**AIM:**
Below are some records; repeat them all exactly, minus the pictures.
┌─ DATASET RECORDS
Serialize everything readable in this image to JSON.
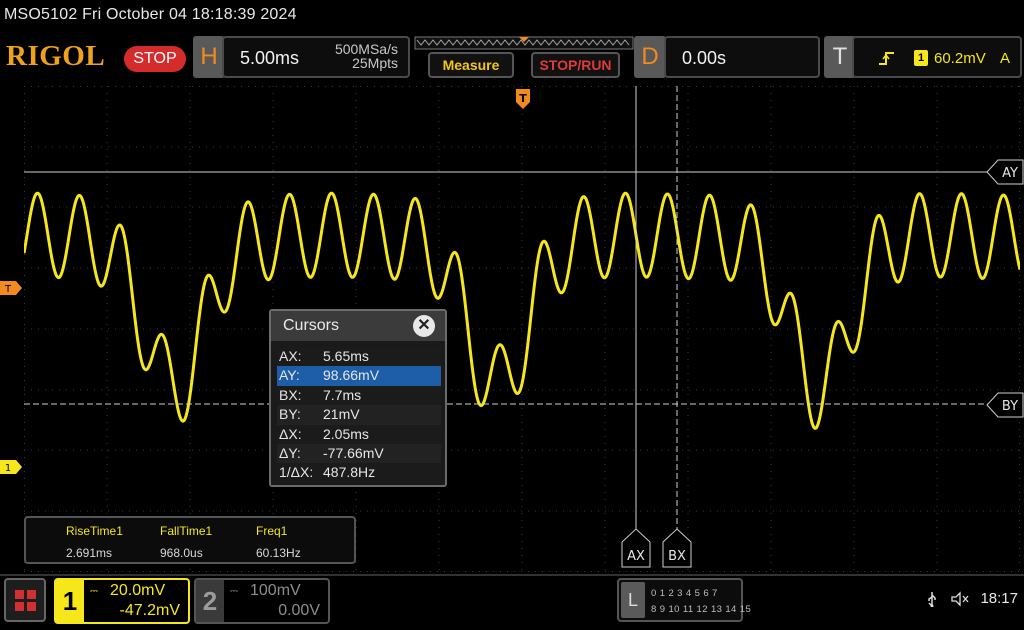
{
  "header": {
    "title_line": "MSO5102  Fri October 04 18:18:39 2024",
    "logo": "RIGOL",
    "run_state": "STOP"
  },
  "horizontal": {
    "tab": "H",
    "timebase": "5.00ms",
    "sample_rate": "500MSa/s",
    "memory_depth": "25Mpts"
  },
  "menu": {
    "measure": "Measure",
    "stop_run": "STOP/RUN"
  },
  "delay": {
    "tab": "D",
    "value": "0.00s"
  },
  "trigger": {
    "tab": "T",
    "edge_icon": "rising-edge-icon",
    "source": "1",
    "level": "60.2mV",
    "coupling": "A"
  },
  "markers": {
    "trigger_marker": "T",
    "channel1_marker": "1",
    "AY": "AY",
    "BY": "BY",
    "AX": "AX",
    "BX": "BX"
  },
  "cursors": {
    "title": "Cursors",
    "close": "✕",
    "rows": [
      {
        "k": "AX:",
        "v": "5.65ms"
      },
      {
        "k": "AY:",
        "v": "98.66mV",
        "selected": true
      },
      {
        "k": "BX:",
        "v": "7.7ms"
      },
      {
        "k": "BY:",
        "v": "21mV"
      },
      {
        "k": "ΔX:",
        "v": "2.05ms"
      },
      {
        "k": "ΔY:",
        "v": "-77.66mV"
      },
      {
        "k": "1/ΔX:",
        "v": "487.8Hz"
      }
    ]
  },
  "measurements": [
    {
      "name": "RiseTime1",
      "value": "2.691ms"
    },
    {
      "name": "FallTime1",
      "value": "968.0us"
    },
    {
      "name": "Freq1",
      "value": "60.13Hz"
    }
  ],
  "channel1": {
    "num": "1",
    "coupling_icon": "dc-coupling-icon",
    "scale": "20.0mV",
    "offset": "-47.2mV"
  },
  "channel2": {
    "num": "2",
    "coupling_icon": "dc-coupling-icon",
    "scale": "100mV",
    "offset": "0.00V"
  },
  "logic": {
    "label": "L",
    "row1": "0 1 2 3   4 5 6 7",
    "row2": "8 9 10 11 12 13 14 15"
  },
  "status": {
    "time": "18:17"
  },
  "colors": {
    "ch1": "#f5e71a",
    "accent": "#f28a20",
    "stop": "#d42b2b",
    "selected_row": "#1e5ea8"
  }
}
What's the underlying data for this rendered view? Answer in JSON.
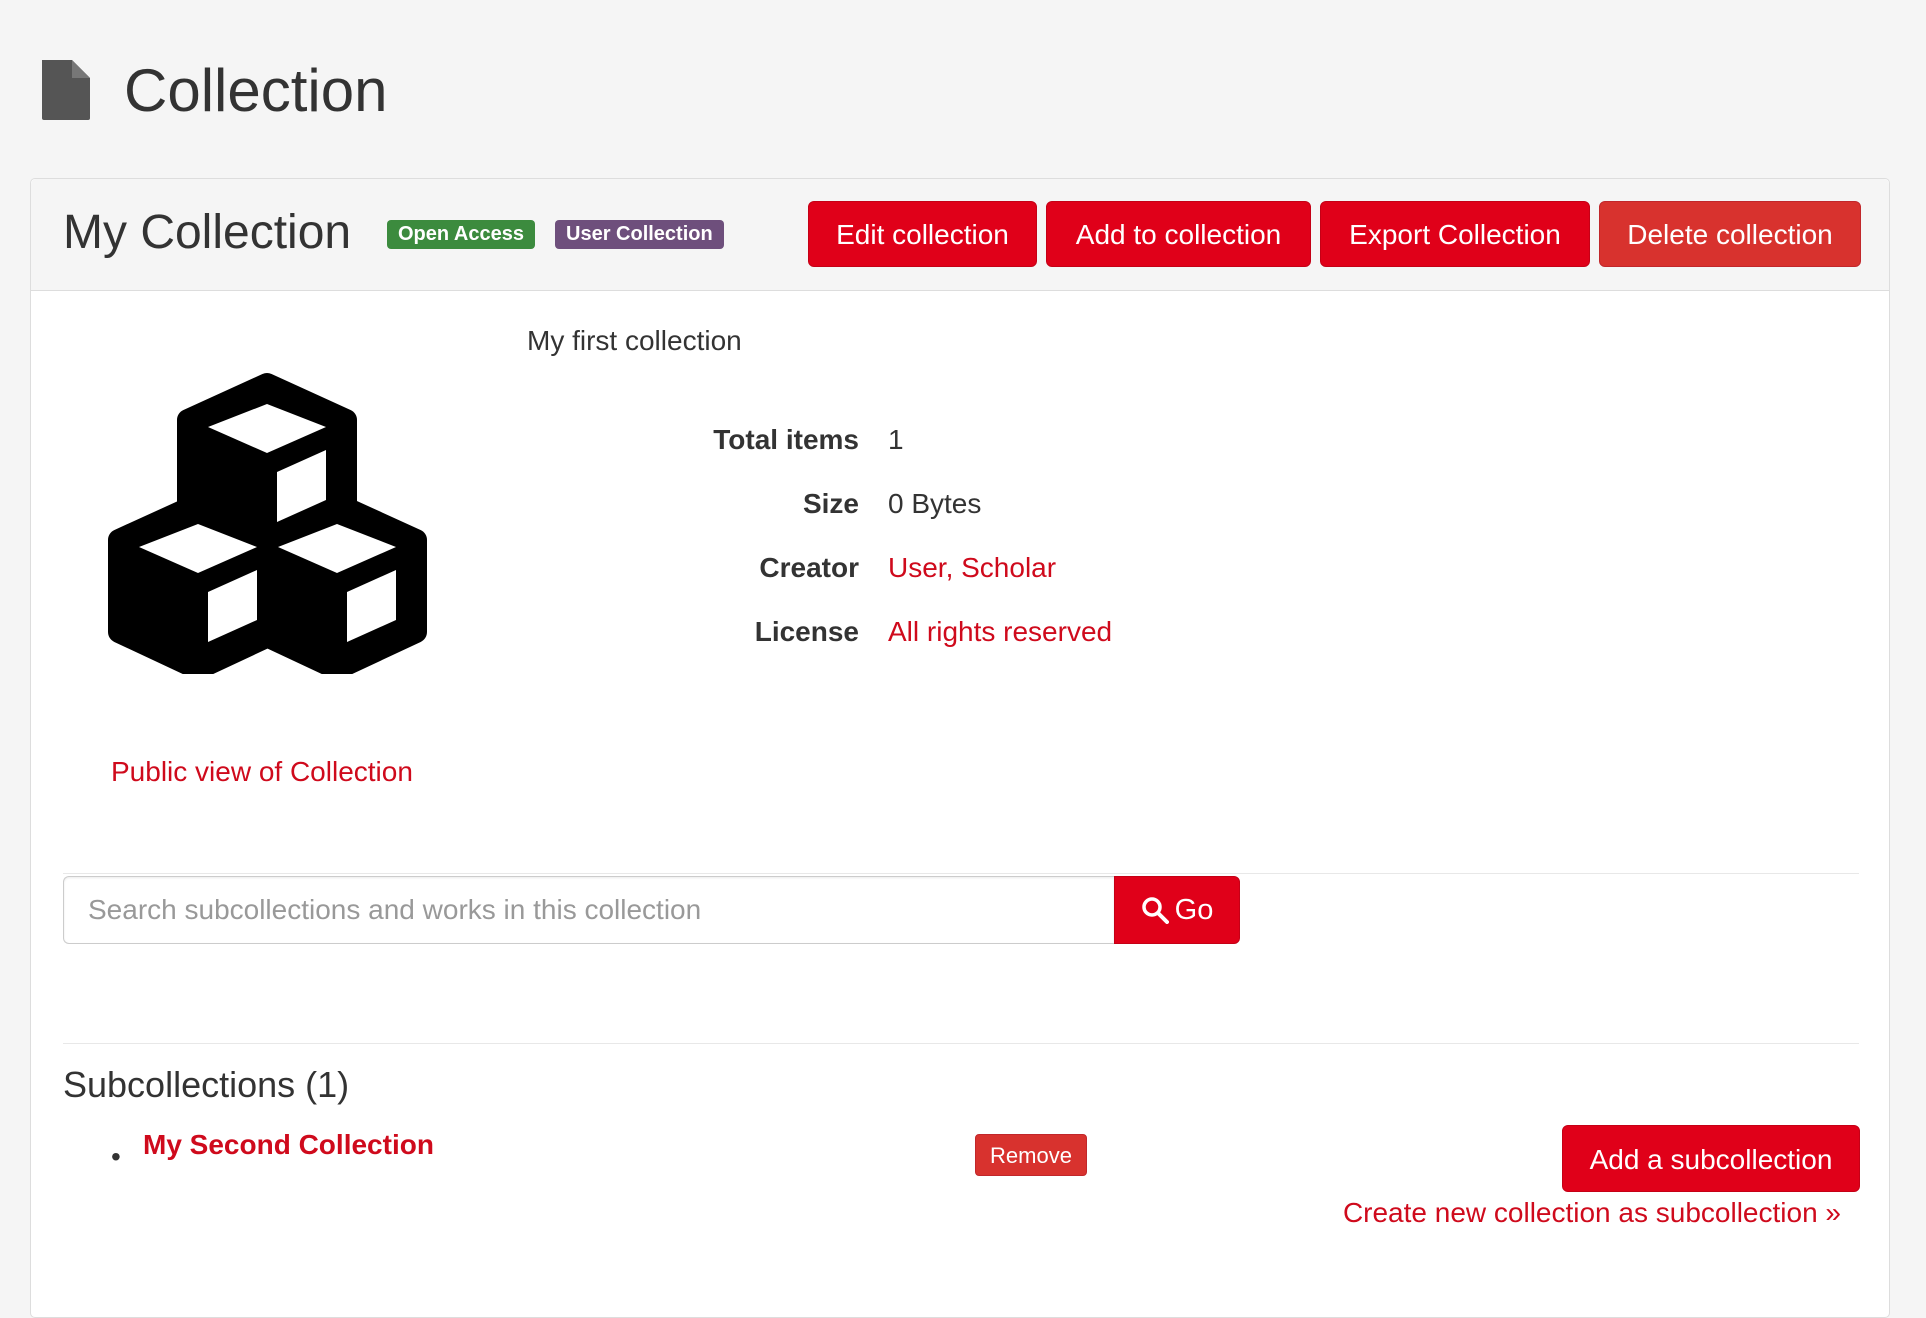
{
  "page": {
    "title": "Collection",
    "title_icon": "file-icon"
  },
  "collection": {
    "title": "My Collection",
    "badges": [
      "Open Access",
      "User Collection"
    ],
    "description": "My first collection",
    "thumbnail_icon": "cubes-icon",
    "actions": {
      "edit": "Edit collection",
      "add": "Add to collection",
      "export": "Export Collection",
      "delete": "Delete collection"
    },
    "metadata": [
      {
        "label": "Total items",
        "value": "1"
      },
      {
        "label": "Size",
        "value": "0 Bytes"
      },
      {
        "label": "Creator",
        "value": "User, Scholar"
      },
      {
        "label": "License",
        "value": "All rights reserved"
      }
    ],
    "public_view_link": "Public view of Collection"
  },
  "search": {
    "placeholder": "Search subcollections and works in this collection",
    "button_label": "Go"
  },
  "subcollections": {
    "heading": "Subcollections (1)",
    "items": [
      {
        "title": "My Second Collection",
        "remove_label": "Remove"
      }
    ],
    "add_button": "Add a subcollection",
    "create_link": "Create new collection as subcollection »"
  },
  "colors": {
    "primary_red": "#e00019",
    "danger_red": "#d8322e",
    "link_red": "#cf0a1c",
    "badge_green": "#3c8b3e",
    "badge_purple": "#6e4f7c"
  }
}
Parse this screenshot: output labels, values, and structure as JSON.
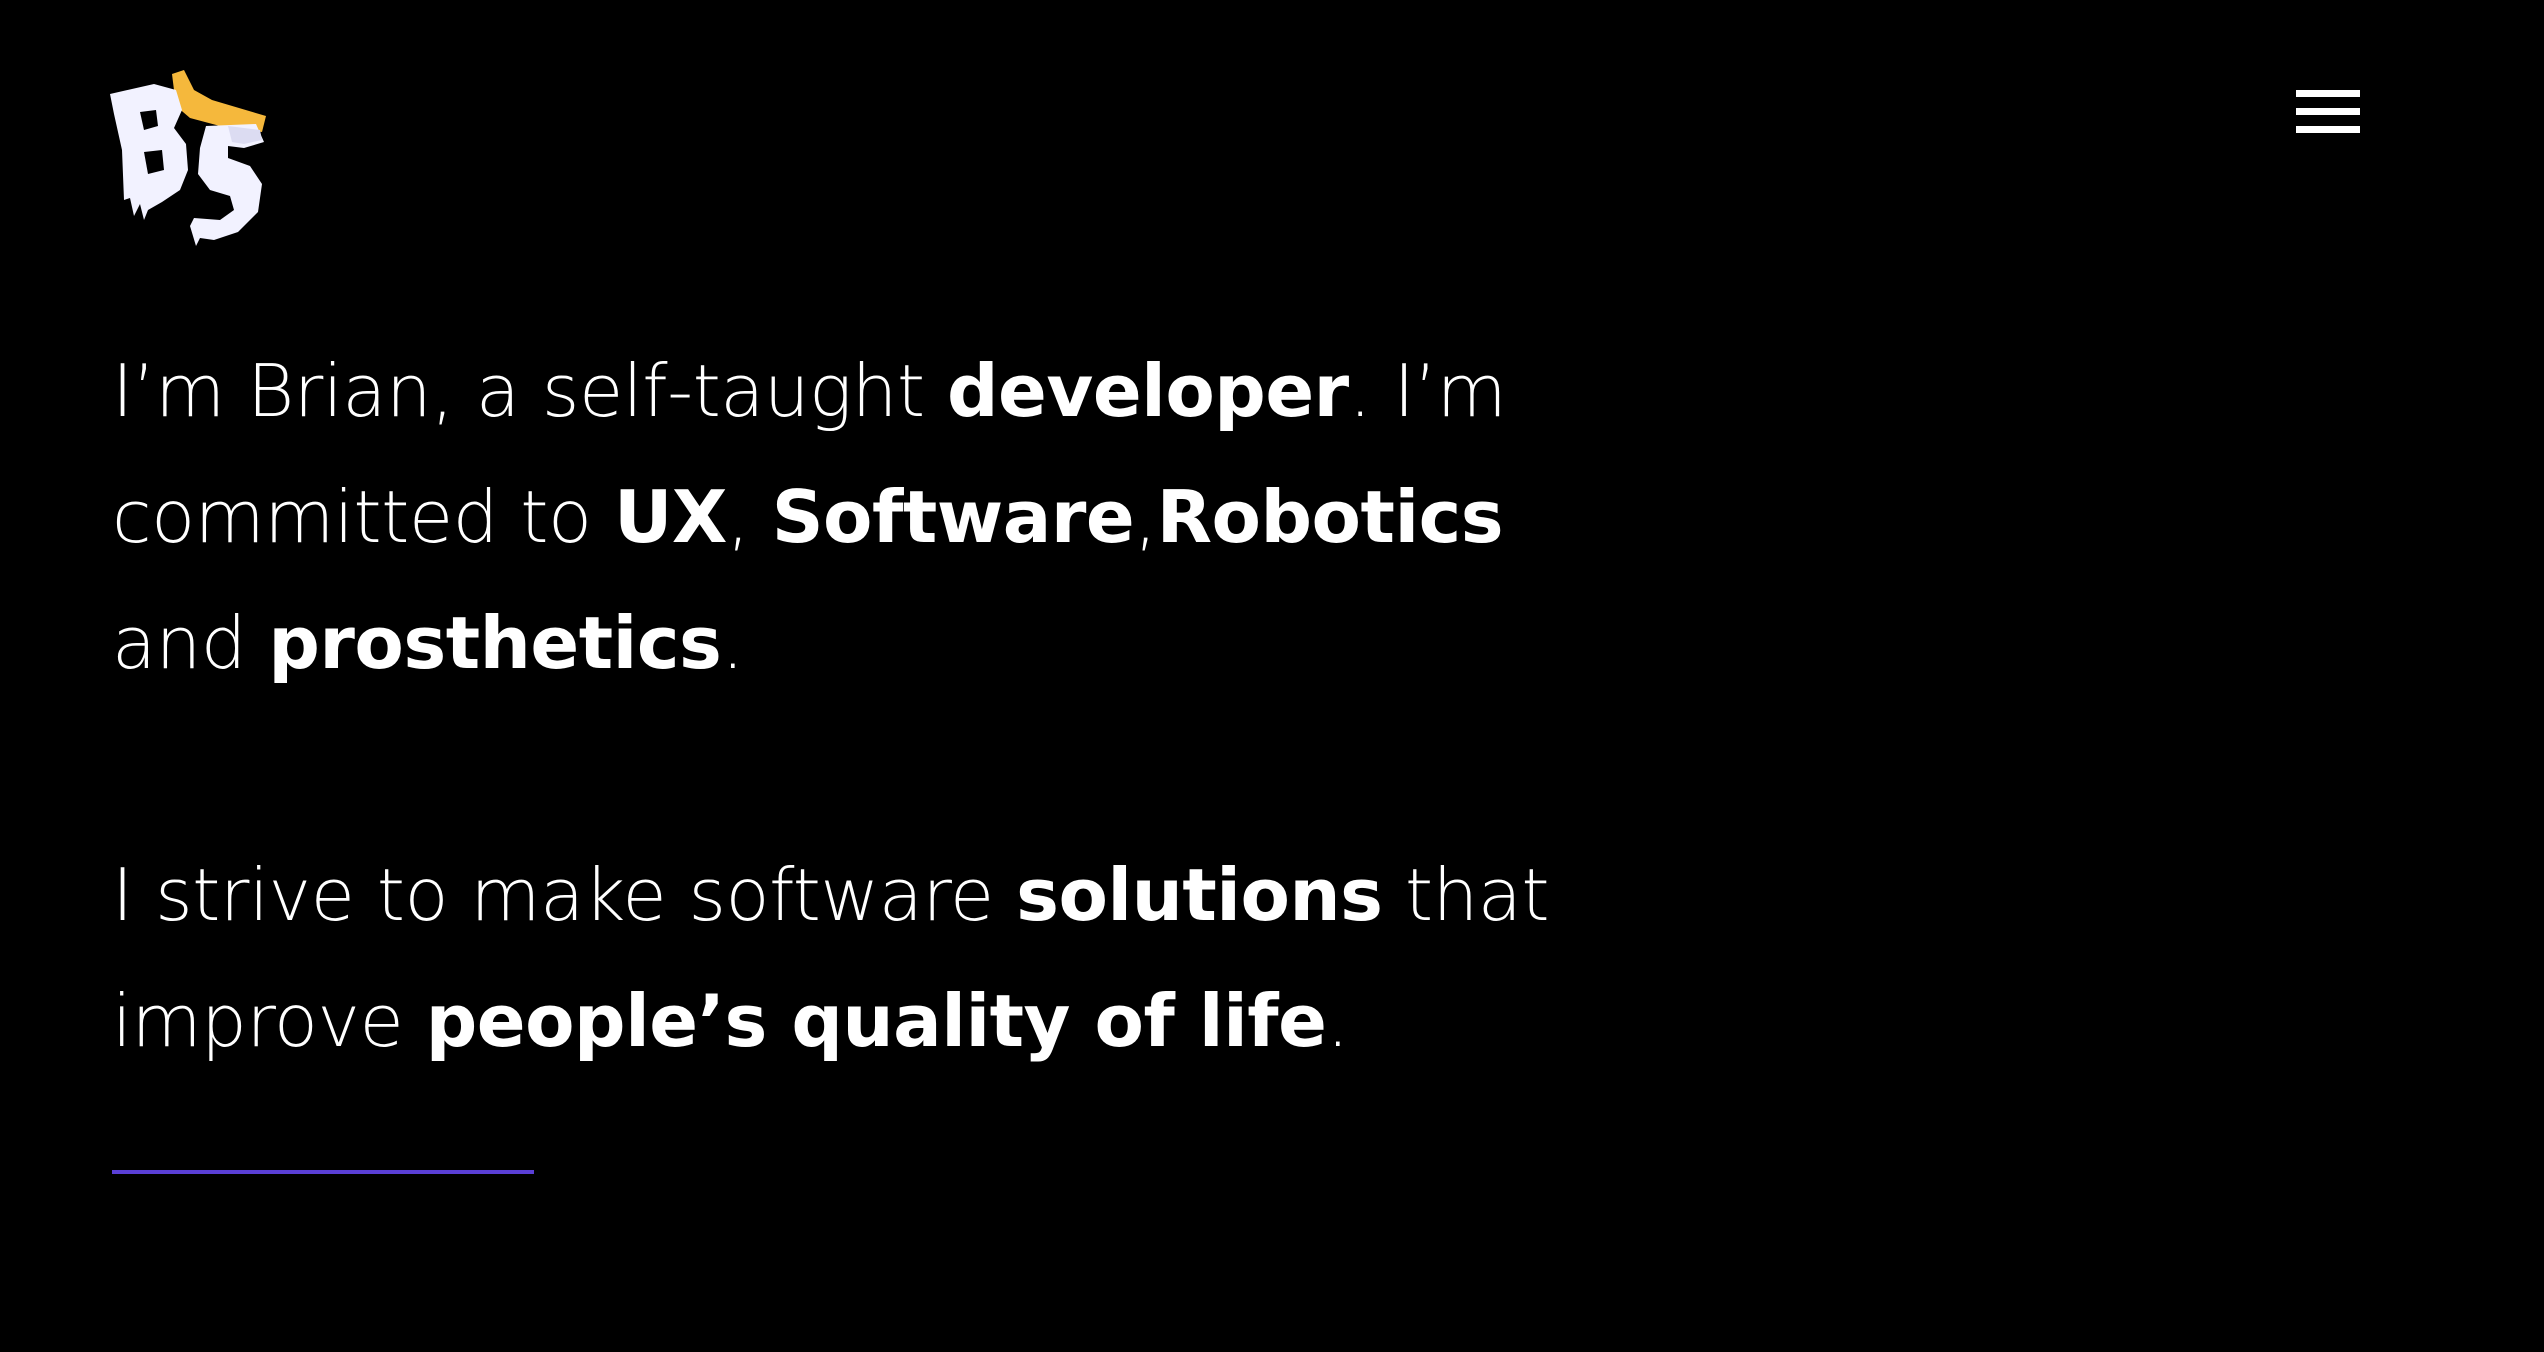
{
  "header": {
    "logo": {
      "icon": "bs-monogram-logo",
      "text": "BS",
      "accent_color": "#f5b83c"
    },
    "menu": {
      "icon": "hamburger-menu-icon"
    }
  },
  "intro": {
    "part1": "I’m Brian, a self-taught ",
    "bold1": "developer",
    "part2": ". I’m committed to ",
    "bold2": "UX",
    "part3": ", ",
    "bold3": "Software",
    "part4": ",",
    "bold4": "Robotics",
    "part5": " and ",
    "bold5": "prosthetics",
    "part6": "."
  },
  "mission": {
    "part1": "I strive to make software ",
    "bold1": "solutions",
    "part2": " that improve ",
    "bold2": "people’s quality of life",
    "part3": "."
  },
  "colors": {
    "background": "#000000",
    "text": "#ffffff",
    "accent_line": "#5a3fd6",
    "logo_accent": "#f5b83c"
  }
}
└─
**ANSWER TO THE TASK:**
Serialize everything readable in this image to JSON.
{
  "header": {
    "title_line": "MSO5102  Fri October 04 18:18:39 2024",
    "logo": "RIGOL",
    "run_state": "STOP"
  },
  "horizontal": {
    "tab": "H",
    "timebase": "5.00ms",
    "sample_rate": "500MSa/s",
    "memory_depth": "25Mpts"
  },
  "menu": {
    "measure": "Measure",
    "stop_run": "STOP/RUN"
  },
  "delay": {
    "tab": "D",
    "value": "0.00s"
  },
  "trigger": {
    "tab": "T",
    "edge_icon": "rising-edge-icon",
    "source": "1",
    "level": "60.2mV",
    "coupling": "A"
  },
  "markers": {
    "trigger_marker": "T",
    "channel1_marker": "1",
    "AY": "AY",
    "BY": "BY",
    "AX": "AX",
    "BX": "BX"
  },
  "cursors": {
    "title": "Cursors",
    "close": "✕",
    "rows": [
      {
        "k": "AX:",
        "v": "5.65ms"
      },
      {
        "k": "AY:",
        "v": "98.66mV",
        "selected": true
      },
      {
        "k": "BX:",
        "v": "7.7ms"
      },
      {
        "k": "BY:",
        "v": "21mV"
      },
      {
        "k": "ΔX:",
        "v": "2.05ms"
      },
      {
        "k": "ΔY:",
        "v": "-77.66mV"
      },
      {
        "k": "1/ΔX:",
        "v": "487.8Hz"
      }
    ]
  },
  "measurements": [
    {
      "name": "RiseTime1",
      "value": "2.691ms"
    },
    {
      "name": "FallTime1",
      "value": "968.0us"
    },
    {
      "name": "Freq1",
      "value": "60.13Hz"
    }
  ],
  "channel1": {
    "num": "1",
    "coupling_icon": "dc-coupling-icon",
    "scale": "20.0mV",
    "offset": "-47.2mV"
  },
  "channel2": {
    "num": "2",
    "coupling_icon": "dc-coupling-icon",
    "scale": "100mV",
    "offset": "0.00V"
  },
  "logic": {
    "label": "L",
    "row1": "0 1 2 3   4 5 6 7",
    "row2": "8 9 10 11 12 13 14 15"
  },
  "status": {
    "time": "18:17"
  },
  "colors": {
    "ch1": "#f5e71a",
    "accent": "#f28a20",
    "stop": "#d42b2b",
    "selected_row": "#1e5ea8"
  }
}
What's the underlying data for this rendered view? Answer in JSON.
{
  "page": {
    "title": "Collection",
    "title_icon": "file-icon"
  },
  "collection": {
    "title": "My Collection",
    "badges": [
      "Open Access",
      "User Collection"
    ],
    "description": "My first collection",
    "thumbnail_icon": "cubes-icon",
    "actions": {
      "edit": "Edit collection",
      "add": "Add to collection",
      "export": "Export Collection",
      "delete": "Delete collection"
    },
    "metadata": [
      {
        "label": "Total items",
        "value": "1"
      },
      {
        "label": "Size",
        "value": "0 Bytes"
      },
      {
        "label": "Creator",
        "value": "User, Scholar"
      },
      {
        "label": "License",
        "value": "All rights reserved"
      }
    ],
    "public_view_link": "Public view of Collection"
  },
  "search": {
    "placeholder": "Search subcollections and works in this collection",
    "button_label": "Go"
  },
  "subcollections": {
    "heading": "Subcollections (1)",
    "items": [
      {
        "title": "My Second Collection",
        "remove_label": "Remove"
      }
    ],
    "add_button": "Add a subcollection",
    "create_link": "Create new collection as subcollection »"
  },
  "colors": {
    "primary_red": "#e00019",
    "danger_red": "#d8322e",
    "link_red": "#cf0a1c",
    "badge_green": "#3c8b3e",
    "badge_purple": "#6e4f7c"
  }
}
Parse this screenshot: output labels, values, and structure as JSON.
{
  "header": {
    "logo": {
      "icon": "bs-monogram-logo",
      "text": "BS",
      "accent_color": "#f5b83c"
    },
    "menu": {
      "icon": "hamburger-menu-icon"
    }
  },
  "intro": {
    "part1": "I’m Brian, a self-taught ",
    "bold1": "developer",
    "part2": ". I’m committed to ",
    "bold2": "UX",
    "part3": ", ",
    "bold3": "Software",
    "part4": ",",
    "bold4": "Robotics",
    "part5": " and ",
    "bold5": "prosthetics",
    "part6": "."
  },
  "mission": {
    "part1": "I strive to make software ",
    "bold1": "solutions",
    "part2": " that improve ",
    "bold2": "people’s quality of life",
    "part3": "."
  },
  "colors": {
    "background": "#000000",
    "text": "#ffffff",
    "accent_line": "#5a3fd6",
    "logo_accent": "#f5b83c"
  }
}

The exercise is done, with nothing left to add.